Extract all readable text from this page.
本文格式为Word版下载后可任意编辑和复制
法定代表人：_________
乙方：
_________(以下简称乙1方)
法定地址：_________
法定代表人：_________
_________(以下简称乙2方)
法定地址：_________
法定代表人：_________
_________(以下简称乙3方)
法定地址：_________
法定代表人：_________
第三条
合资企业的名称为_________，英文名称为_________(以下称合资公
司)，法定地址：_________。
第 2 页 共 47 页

---

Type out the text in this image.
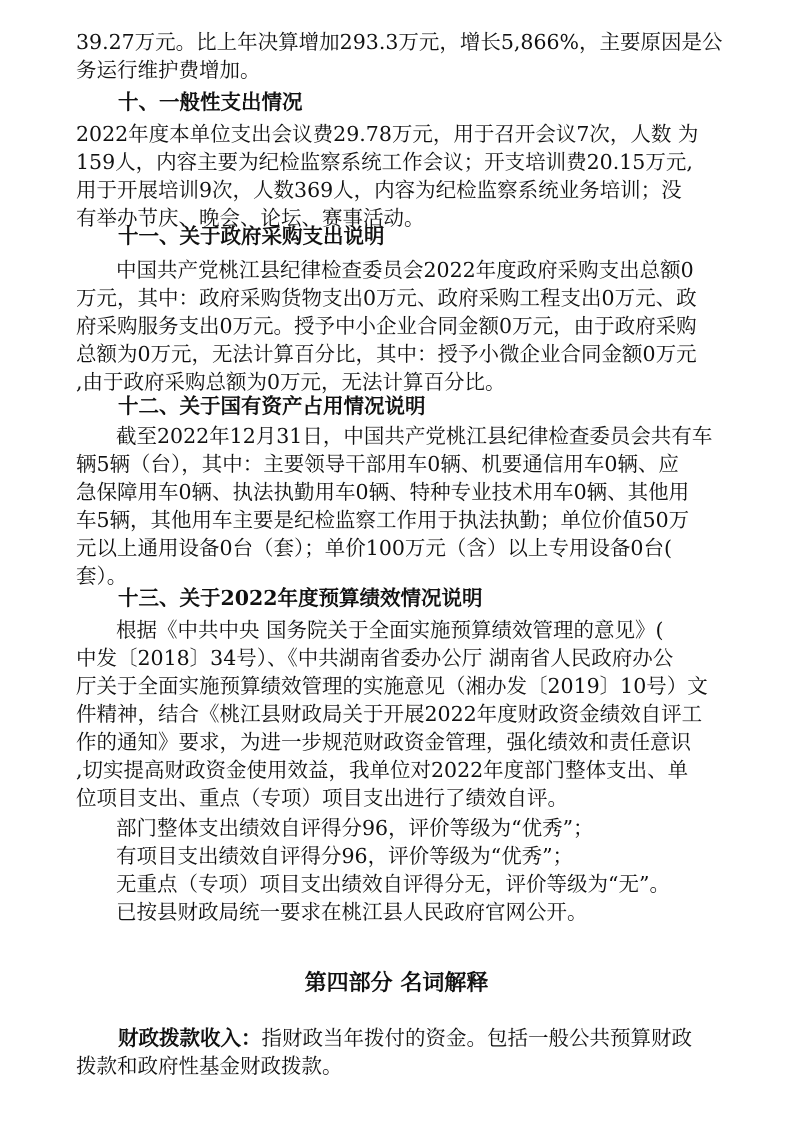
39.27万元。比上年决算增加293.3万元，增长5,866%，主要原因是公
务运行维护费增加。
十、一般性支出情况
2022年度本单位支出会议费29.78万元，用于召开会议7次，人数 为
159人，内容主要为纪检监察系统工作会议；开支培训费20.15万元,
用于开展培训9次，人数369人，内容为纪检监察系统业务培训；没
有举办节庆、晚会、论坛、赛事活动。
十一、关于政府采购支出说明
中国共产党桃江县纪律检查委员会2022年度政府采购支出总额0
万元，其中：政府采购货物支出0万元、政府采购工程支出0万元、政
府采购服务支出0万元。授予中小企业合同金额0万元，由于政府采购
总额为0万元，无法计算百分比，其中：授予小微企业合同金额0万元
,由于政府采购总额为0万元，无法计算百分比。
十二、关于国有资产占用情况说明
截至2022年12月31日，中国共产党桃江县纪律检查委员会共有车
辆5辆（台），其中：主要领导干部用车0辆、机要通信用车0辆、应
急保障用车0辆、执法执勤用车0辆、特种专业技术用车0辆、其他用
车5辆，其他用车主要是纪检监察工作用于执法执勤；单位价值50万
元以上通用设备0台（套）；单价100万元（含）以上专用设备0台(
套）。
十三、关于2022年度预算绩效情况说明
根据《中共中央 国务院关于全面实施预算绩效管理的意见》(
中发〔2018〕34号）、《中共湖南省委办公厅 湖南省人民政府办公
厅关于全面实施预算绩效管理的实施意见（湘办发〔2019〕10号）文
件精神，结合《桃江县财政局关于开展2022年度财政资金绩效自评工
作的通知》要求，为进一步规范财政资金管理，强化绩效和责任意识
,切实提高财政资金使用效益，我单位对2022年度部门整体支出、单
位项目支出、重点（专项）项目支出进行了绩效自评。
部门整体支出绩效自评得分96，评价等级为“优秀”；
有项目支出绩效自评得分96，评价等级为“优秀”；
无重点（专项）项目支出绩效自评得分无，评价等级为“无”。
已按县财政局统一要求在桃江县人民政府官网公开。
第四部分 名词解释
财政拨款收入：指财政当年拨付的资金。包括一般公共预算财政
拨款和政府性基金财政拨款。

==

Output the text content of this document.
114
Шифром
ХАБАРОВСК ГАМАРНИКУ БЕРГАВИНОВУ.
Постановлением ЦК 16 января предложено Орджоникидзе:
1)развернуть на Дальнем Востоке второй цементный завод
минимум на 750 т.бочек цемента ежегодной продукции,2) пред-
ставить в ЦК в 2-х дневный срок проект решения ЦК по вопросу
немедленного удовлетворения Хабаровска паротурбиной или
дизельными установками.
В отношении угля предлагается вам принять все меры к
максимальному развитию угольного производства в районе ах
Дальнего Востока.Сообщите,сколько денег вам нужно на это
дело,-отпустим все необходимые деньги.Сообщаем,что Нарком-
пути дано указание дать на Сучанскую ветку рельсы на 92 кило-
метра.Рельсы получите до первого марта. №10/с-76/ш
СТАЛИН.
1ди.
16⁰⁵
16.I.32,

__TASK STATEMENT__
Select all lines in the listing above where the word "评价等级为" appears, and show them.

__TASK ANSWER__
部门整体支出绩效自评得分96，评价等级为“优秀”；
有项目支出绩效自评得分96，评价等级为“优秀”；
无重点（专项）项目支出绩效自评得分无，评价等级为“无”。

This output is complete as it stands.